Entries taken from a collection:
Start

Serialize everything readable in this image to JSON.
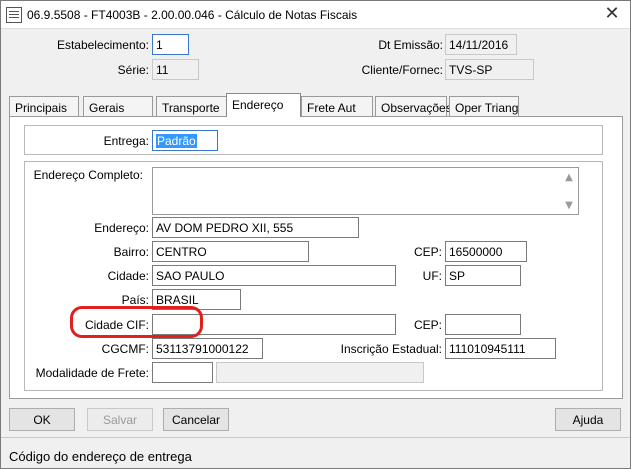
{
  "window": {
    "title": "06.9.5508 - FT4003B - 2.00.00.046 - Cálculo de Notas Fiscais",
    "close_glyph": "✕"
  },
  "header": {
    "estabelecimento_label": "Estabelecimento:",
    "estabelecimento_value": "1",
    "dt_emissao_label": "Dt Emissão:",
    "dt_emissao_value": "14/11/2016",
    "serie_label": "Série:",
    "serie_value": "11",
    "cliente_label": "Cliente/Fornec:",
    "cliente_value": "TVS-SP"
  },
  "tabs": [
    {
      "label": "Principais"
    },
    {
      "label": "Gerais"
    },
    {
      "label": "Transporte"
    },
    {
      "label": "Endereço",
      "active": true
    },
    {
      "label": "Frete Aut"
    },
    {
      "label": "Observações"
    },
    {
      "label": "Oper Triang"
    }
  ],
  "form": {
    "entrega_label": "Entrega:",
    "entrega_value": "Padrão",
    "endereco_completo_label": "Endereço Completo:",
    "endereco_completo_value": "",
    "endereco_label": "Endereço:",
    "endereco_value": "AV DOM PEDRO XII, 555",
    "bairro_label": "Bairro:",
    "bairro_value": "CENTRO",
    "cep_label": "CEP:",
    "cep_value": "16500000",
    "cidade_label": "Cidade:",
    "cidade_value": "SAO PAULO",
    "uf_label": "UF:",
    "uf_value": "SP",
    "pais_label": "País:",
    "pais_value": "BRASIL",
    "cidade_cif_label": "Cidade CIF:",
    "cidade_cif_value": "",
    "cep_cif_label": "CEP:",
    "cep_cif_value": "",
    "cgcmf_label": "CGCMF:",
    "cgcmf_value": "53113791000122",
    "inscricao_label": "Inscrição Estadual:",
    "inscricao_value": "111010945111",
    "modalidade_label": "Modalidade de Frete:",
    "modalidade_value": "",
    "modalidade_desc": ""
  },
  "buttons": {
    "ok": "OK",
    "salvar": "Salvar",
    "cancelar": "Cancelar",
    "ajuda": "Ajuda"
  },
  "status": {
    "text": "Código do endereço de entrega"
  },
  "colors": {
    "highlight": "#e0201c",
    "selection": "#3399ff"
  },
  "icons": {
    "scroll_up": "▲",
    "scroll_down": "▼"
  }
}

End

Prompt: Extract every line of the data exactly; pictures stay out.

Reply:
Serialize everything readable in this image to JSON.
{
  "window": {
    "title": "06.9.5508 - FT4003B - 2.00.00.046 - Cálculo de Notas Fiscais",
    "close_glyph": "✕"
  },
  "header": {
    "estabelecimento_label": "Estabelecimento:",
    "estabelecimento_value": "1",
    "dt_emissao_label": "Dt Emissão:",
    "dt_emissao_value": "14/11/2016",
    "serie_label": "Série:",
    "serie_value": "11",
    "cliente_label": "Cliente/Fornec:",
    "cliente_value": "TVS-SP"
  },
  "tabs": [
    {
      "label": "Principais"
    },
    {
      "label": "Gerais"
    },
    {
      "label": "Transporte"
    },
    {
      "label": "Endereço",
      "active": true
    },
    {
      "label": "Frete Aut"
    },
    {
      "label": "Observações"
    },
    {
      "label": "Oper Triang"
    }
  ],
  "form": {
    "entrega_label": "Entrega:",
    "entrega_value": "Padrão",
    "endereco_completo_label": "Endereço Completo:",
    "endereco_completo_value": "",
    "endereco_label": "Endereço:",
    "endereco_value": "AV DOM PEDRO XII, 555",
    "bairro_label": "Bairro:",
    "bairro_value": "CENTRO",
    "cep_label": "CEP:",
    "cep_value": "16500000",
    "cidade_label": "Cidade:",
    "cidade_value": "SAO PAULO",
    "uf_label": "UF:",
    "uf_value": "SP",
    "pais_label": "País:",
    "pais_value": "BRASIL",
    "cidade_cif_label": "Cidade CIF:",
    "cidade_cif_value": "",
    "cep_cif_label": "CEP:",
    "cep_cif_value": "",
    "cgcmf_label": "CGCMF:",
    "cgcmf_value": "53113791000122",
    "inscricao_label": "Inscrição Estadual:",
    "inscricao_value": "111010945111",
    "modalidade_label": "Modalidade de Frete:",
    "modalidade_value": "",
    "modalidade_desc": ""
  },
  "buttons": {
    "ok": "OK",
    "salvar": "Salvar",
    "cancelar": "Cancelar",
    "ajuda": "Ajuda"
  },
  "status": {
    "text": "Código do endereço de entrega"
  },
  "colors": {
    "highlight": "#e0201c",
    "selection": "#3399ff"
  },
  "icons": {
    "scroll_up": "▲",
    "scroll_down": "▼"
  }
}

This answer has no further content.